GIVEN PROBLEM:
Copy out every line that contains the word "title".

[Extracted records]

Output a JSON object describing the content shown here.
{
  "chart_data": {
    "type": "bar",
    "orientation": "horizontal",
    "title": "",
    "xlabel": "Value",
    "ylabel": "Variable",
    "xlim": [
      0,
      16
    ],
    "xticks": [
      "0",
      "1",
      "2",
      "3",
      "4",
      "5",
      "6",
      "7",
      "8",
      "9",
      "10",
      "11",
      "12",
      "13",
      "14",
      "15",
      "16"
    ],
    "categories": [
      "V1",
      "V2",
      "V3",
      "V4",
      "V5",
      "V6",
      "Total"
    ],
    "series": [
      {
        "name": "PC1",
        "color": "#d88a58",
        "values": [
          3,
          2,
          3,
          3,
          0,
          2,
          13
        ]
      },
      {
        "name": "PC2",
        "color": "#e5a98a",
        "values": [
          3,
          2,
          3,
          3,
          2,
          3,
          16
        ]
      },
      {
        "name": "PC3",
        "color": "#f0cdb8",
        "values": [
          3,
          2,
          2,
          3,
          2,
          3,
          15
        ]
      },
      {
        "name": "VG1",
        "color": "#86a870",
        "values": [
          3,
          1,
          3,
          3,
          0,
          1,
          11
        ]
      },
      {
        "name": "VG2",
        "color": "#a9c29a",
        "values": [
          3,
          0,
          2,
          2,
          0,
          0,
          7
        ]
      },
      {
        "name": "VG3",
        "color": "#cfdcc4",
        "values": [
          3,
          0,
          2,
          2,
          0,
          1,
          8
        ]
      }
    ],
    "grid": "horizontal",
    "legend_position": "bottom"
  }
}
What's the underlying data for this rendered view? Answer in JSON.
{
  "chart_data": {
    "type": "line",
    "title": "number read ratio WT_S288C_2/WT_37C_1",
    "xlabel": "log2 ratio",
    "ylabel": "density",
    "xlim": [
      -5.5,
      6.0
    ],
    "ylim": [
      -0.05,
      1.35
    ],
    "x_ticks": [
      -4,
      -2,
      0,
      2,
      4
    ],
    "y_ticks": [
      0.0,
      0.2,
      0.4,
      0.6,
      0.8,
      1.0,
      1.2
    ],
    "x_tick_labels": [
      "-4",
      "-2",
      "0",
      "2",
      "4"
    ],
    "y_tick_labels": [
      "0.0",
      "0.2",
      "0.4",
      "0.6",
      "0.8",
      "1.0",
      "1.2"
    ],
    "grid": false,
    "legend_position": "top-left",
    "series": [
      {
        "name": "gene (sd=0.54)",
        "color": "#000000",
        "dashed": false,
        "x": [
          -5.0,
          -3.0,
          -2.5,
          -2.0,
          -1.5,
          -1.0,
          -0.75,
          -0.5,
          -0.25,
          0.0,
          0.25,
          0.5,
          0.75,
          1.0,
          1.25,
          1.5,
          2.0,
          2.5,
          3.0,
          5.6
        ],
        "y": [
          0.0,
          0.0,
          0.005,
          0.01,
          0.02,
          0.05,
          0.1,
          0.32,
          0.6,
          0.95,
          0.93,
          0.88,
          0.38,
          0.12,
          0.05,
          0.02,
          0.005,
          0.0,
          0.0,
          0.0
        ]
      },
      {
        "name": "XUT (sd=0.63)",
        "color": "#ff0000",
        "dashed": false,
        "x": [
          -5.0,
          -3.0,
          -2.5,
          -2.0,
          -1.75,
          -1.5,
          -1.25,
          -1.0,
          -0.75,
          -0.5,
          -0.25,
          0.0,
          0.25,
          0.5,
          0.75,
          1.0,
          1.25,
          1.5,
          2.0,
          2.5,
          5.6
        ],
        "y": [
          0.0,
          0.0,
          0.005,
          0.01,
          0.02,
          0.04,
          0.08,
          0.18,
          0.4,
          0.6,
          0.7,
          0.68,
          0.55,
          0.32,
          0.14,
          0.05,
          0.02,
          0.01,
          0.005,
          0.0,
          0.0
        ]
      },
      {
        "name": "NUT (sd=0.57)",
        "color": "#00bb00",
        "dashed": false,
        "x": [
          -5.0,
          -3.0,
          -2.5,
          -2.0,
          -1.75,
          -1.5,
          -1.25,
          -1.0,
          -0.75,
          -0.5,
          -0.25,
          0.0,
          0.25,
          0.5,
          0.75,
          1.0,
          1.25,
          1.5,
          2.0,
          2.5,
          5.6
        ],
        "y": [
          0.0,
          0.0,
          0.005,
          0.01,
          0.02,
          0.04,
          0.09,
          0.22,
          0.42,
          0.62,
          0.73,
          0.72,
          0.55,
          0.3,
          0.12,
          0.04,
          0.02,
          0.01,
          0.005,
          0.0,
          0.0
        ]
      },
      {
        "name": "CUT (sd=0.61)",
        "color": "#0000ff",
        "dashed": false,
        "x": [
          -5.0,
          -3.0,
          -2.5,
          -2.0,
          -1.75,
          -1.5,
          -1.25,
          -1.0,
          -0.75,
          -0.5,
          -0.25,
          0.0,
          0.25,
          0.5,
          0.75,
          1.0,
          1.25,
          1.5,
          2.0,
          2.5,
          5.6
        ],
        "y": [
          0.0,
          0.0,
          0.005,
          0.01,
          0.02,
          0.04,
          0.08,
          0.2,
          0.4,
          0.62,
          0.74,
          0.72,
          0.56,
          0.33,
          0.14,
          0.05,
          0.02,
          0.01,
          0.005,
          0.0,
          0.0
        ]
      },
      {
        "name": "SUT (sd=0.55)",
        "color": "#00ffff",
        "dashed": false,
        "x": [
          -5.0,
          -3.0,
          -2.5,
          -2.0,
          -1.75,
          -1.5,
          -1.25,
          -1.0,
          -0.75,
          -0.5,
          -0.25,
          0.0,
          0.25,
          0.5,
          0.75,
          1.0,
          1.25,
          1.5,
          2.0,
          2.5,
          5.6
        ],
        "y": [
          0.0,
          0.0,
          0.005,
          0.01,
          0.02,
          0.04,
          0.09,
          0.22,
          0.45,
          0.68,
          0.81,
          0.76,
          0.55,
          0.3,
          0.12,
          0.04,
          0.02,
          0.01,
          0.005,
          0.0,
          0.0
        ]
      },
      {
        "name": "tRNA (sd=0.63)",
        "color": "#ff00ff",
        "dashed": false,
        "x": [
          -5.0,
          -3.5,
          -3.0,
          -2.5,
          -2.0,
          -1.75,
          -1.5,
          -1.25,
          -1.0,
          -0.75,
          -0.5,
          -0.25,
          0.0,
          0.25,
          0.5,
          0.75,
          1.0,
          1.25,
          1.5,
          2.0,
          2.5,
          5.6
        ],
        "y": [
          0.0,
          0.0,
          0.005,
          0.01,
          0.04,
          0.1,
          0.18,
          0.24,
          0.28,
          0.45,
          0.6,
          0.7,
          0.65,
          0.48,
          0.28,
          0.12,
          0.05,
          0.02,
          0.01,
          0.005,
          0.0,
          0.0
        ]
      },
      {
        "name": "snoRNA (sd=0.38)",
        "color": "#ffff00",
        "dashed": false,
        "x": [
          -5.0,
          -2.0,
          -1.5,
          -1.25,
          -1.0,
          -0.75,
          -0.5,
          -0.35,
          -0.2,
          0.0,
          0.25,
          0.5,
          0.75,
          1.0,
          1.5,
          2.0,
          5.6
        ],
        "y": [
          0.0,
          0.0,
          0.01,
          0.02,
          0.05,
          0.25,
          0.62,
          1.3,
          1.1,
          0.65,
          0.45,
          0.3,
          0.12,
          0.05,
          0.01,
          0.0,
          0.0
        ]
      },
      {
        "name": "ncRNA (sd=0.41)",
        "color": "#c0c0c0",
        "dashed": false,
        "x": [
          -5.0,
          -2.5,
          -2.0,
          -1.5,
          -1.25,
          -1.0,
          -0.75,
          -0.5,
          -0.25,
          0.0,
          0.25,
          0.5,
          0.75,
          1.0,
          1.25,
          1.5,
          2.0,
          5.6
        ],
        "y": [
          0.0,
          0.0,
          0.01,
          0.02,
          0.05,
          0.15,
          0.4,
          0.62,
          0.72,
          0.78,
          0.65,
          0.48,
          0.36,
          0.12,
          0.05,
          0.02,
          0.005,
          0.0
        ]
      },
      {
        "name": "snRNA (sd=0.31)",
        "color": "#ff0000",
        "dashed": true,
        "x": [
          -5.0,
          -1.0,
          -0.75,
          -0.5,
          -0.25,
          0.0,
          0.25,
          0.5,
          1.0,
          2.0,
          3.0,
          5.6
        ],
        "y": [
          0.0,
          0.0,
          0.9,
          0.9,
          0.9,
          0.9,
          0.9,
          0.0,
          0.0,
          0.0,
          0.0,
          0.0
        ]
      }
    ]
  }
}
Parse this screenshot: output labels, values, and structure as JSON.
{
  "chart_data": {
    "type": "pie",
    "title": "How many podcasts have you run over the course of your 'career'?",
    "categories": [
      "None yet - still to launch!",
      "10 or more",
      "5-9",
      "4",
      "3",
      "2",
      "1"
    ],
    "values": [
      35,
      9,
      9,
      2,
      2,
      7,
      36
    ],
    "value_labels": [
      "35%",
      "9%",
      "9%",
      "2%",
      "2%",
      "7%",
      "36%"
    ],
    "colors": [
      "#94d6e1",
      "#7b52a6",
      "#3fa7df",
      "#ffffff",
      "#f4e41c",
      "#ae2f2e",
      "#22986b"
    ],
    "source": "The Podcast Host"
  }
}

SOLVED EXERCISE:
    "title": "",
    "title": "number read ratio WT_S288C_2/WT_37C_1",
    "title": "How many podcasts have you run over the course of your 'career'?",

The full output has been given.